Your task = Retype the material that follows, keeping every word as it is.

Data shown =
################

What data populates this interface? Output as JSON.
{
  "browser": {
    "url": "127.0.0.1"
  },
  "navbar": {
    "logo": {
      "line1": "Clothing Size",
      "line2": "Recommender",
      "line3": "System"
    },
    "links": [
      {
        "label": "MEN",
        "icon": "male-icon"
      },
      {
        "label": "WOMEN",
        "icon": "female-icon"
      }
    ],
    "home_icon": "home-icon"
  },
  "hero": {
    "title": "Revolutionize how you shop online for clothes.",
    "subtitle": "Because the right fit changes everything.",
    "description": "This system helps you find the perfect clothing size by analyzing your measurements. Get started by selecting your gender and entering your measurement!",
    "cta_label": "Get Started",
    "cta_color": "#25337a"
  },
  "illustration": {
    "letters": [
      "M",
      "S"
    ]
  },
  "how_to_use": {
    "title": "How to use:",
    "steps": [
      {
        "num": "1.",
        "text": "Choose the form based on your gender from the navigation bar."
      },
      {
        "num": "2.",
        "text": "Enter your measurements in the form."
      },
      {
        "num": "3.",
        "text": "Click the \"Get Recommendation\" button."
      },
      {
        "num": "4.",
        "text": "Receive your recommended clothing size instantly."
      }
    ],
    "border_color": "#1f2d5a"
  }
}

################

Answer for the task =
What data populates this interface? Output as JSON.
{
  "browser": {
    "url": "127.0.0.1"
  },
  "navbar": {
    "logo": {
      "line1": "Clothing Size",
      "line2": "Recommender",
      "line3": "System"
    },
    "links": [
      {
        "label": "MEN",
        "icon": "male-icon"
      },
      {
        "label": "WOMEN",
        "icon": "female-icon"
      }
    ],
    "home_icon": "home-icon"
  },
  "hero": {
    "title": "Revolutionize how you shop online for clothes.",
    "subtitle": "Because the right fit changes everything.",
    "description": "This system helps you find the perfect clothing size by analyzing your measurements. Get started by selecting your gender and entering your measurement!",
    "cta_label": "Get Started",
    "cta_color": "#25337a"
  },
  "illustration": {
    "letters": [
      "M",
      "S"
    ]
  },
  "how_to_use": {
    "title": "How to use:",
    "steps": [
      {
        "num": "1.",
        "text": "Choose the form based on your gender from the navigation bar."
      },
      {
        "num": "2.",
        "text": "Enter your measurements in the form."
      },
      {
        "num": "3.",
        "text": "Click the \"Get Recommendation\" button."
      },
      {
        "num": "4.",
        "text": "Receive your recommended clothing size instantly."
      }
    ],
    "border_color": "#1f2d5a"
  }
}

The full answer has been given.